Required task:
Rewrite the listing below with "Power Supply" swapped for "Power Unit" wherever it occurs, leaving everything else the same.

Provided information:
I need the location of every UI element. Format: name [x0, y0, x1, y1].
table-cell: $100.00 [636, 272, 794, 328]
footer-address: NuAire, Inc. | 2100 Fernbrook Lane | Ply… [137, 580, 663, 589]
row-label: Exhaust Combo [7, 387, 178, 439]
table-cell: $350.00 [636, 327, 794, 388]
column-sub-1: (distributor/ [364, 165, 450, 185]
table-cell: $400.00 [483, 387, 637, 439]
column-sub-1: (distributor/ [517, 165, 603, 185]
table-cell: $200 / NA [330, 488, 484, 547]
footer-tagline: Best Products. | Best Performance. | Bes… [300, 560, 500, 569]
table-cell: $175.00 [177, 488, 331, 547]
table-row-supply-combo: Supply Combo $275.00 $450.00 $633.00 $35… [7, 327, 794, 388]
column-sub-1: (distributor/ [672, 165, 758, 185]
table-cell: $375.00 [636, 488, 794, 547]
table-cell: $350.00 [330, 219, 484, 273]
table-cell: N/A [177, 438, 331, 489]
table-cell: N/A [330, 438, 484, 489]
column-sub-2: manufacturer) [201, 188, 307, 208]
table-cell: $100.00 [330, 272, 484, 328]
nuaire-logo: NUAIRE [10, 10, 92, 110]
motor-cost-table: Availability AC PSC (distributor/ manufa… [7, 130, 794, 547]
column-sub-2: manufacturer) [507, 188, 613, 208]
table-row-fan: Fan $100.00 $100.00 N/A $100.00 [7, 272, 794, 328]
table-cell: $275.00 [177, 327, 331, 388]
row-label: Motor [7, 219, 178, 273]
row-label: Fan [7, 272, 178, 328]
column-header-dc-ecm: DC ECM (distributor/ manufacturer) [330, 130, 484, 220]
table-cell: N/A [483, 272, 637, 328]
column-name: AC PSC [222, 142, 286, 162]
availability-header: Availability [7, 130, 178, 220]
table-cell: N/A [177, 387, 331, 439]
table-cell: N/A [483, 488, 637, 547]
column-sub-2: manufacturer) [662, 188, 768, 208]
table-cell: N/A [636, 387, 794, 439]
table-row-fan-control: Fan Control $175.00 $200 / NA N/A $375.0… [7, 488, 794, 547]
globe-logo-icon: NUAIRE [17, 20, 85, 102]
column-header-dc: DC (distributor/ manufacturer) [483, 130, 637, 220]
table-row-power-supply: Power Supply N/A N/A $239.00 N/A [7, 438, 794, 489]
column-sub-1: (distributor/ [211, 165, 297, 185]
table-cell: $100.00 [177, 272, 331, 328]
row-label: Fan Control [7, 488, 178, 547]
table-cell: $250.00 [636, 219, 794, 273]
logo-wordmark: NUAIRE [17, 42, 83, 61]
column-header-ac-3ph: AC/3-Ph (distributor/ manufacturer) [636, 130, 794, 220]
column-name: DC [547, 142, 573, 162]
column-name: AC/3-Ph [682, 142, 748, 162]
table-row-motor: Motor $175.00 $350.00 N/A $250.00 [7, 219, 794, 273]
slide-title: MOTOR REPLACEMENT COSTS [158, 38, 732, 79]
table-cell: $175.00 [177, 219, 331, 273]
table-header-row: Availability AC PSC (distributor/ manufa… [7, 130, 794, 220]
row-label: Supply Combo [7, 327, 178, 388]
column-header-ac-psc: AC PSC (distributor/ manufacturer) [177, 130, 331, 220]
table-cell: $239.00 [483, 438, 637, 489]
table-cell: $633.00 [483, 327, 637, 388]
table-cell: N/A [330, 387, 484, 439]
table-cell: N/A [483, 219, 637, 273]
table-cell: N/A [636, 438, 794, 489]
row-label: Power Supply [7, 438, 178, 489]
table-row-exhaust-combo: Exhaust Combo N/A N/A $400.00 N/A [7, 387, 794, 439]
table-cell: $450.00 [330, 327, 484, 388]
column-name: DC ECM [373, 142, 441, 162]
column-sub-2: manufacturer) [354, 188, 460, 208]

Exercise result:
I need the location of every UI element. Format: name [x0, y0, x1, y1].
table-cell: $100.00 [636, 272, 794, 328]
footer-address: NuAire, Inc. | 2100 Fernbrook Lane | Ply… [137, 580, 663, 589]
row-label: Exhaust Combo [7, 387, 178, 439]
table-cell: $350.00 [636, 327, 794, 388]
column-sub-1: (distributor/ [364, 165, 450, 185]
table-cell: $400.00 [483, 387, 637, 439]
column-sub-1: (distributor/ [517, 165, 603, 185]
table-cell: $200 / NA [330, 488, 484, 547]
footer-tagline: Best Products. | Best Performance. | Bes… [300, 560, 500, 569]
table-cell: $175.00 [177, 488, 331, 547]
table-row-supply-combo: Supply Combo $275.00 $450.00 $633.00 $35… [7, 327, 794, 388]
column-sub-1: (distributor/ [672, 165, 758, 185]
table-cell: $375.00 [636, 488, 794, 547]
table-cell: $350.00 [330, 219, 484, 273]
table-cell: N/A [177, 438, 331, 489]
table-cell: N/A [330, 438, 484, 489]
column-sub-2: manufacturer) [201, 188, 307, 208]
table-cell: $100.00 [330, 272, 484, 328]
nuaire-logo: NUAIRE [10, 10, 92, 110]
motor-cost-table: Availability AC PSC (distributor/ manufa… [7, 130, 794, 547]
column-sub-2: manufacturer) [507, 188, 613, 208]
table-row-fan: Fan $100.00 $100.00 N/A $100.00 [7, 272, 794, 328]
table-cell: $275.00 [177, 327, 331, 388]
row-label: Motor [7, 219, 178, 273]
row-label: Fan [7, 272, 178, 328]
column-header-dc-ecm: DC ECM (distributor/ manufacturer) [330, 130, 484, 220]
table-cell: N/A [483, 272, 637, 328]
column-name: AC PSC [222, 142, 286, 162]
availability-header: Availability [7, 130, 178, 220]
table-cell: N/A [177, 387, 331, 439]
table-cell: N/A [483, 488, 637, 547]
column-sub-2: manufacturer) [662, 188, 768, 208]
table-cell: N/A [636, 387, 794, 439]
table-row-fan-control: Fan Control $175.00 $200 / NA N/A $375.0… [7, 488, 794, 547]
globe-logo-icon: NUAIRE [17, 20, 85, 102]
column-header-dc: DC (distributor/ manufacturer) [483, 130, 637, 220]
table-row-power-supply: Power Unit N/A N/A $239.00 N/A [7, 438, 794, 489]
column-sub-1: (distributor/ [211, 165, 297, 185]
table-cell: $100.00 [177, 272, 331, 328]
row-label: Fan Control [7, 488, 178, 547]
table-cell: $250.00 [636, 219, 794, 273]
logo-wordmark: NUAIRE [17, 42, 83, 61]
column-header-ac-3ph: AC/3-Ph (distributor/ manufacturer) [636, 130, 794, 220]
column-name: DC [547, 142, 573, 162]
column-name: AC/3-Ph [682, 142, 748, 162]
table-row-motor: Motor $175.00 $350.00 N/A $250.00 [7, 219, 794, 273]
slide-title: MOTOR REPLACEMENT COSTS [158, 38, 732, 79]
table-cell: $175.00 [177, 219, 331, 273]
table-header-row: Availability AC PSC (distributor/ manufa… [7, 130, 794, 220]
row-label: Supply Combo [7, 327, 178, 388]
column-header-ac-psc: AC PSC (distributor/ manufacturer) [177, 130, 331, 220]
table-cell: $239.00 [483, 438, 637, 489]
table-cell: $633.00 [483, 327, 637, 388]
table-cell: N/A [330, 387, 484, 439]
table-cell: N/A [483, 219, 637, 273]
table-cell: N/A [636, 438, 794, 489]
row-label: Power Unit [7, 438, 178, 489]
table-row-exhaust-combo: Exhaust Combo N/A N/A $400.00 N/A [7, 387, 794, 439]
table-cell: $450.00 [330, 327, 484, 388]
column-name: DC ECM [373, 142, 441, 162]
column-sub-2: manufacturer) [354, 188, 460, 208]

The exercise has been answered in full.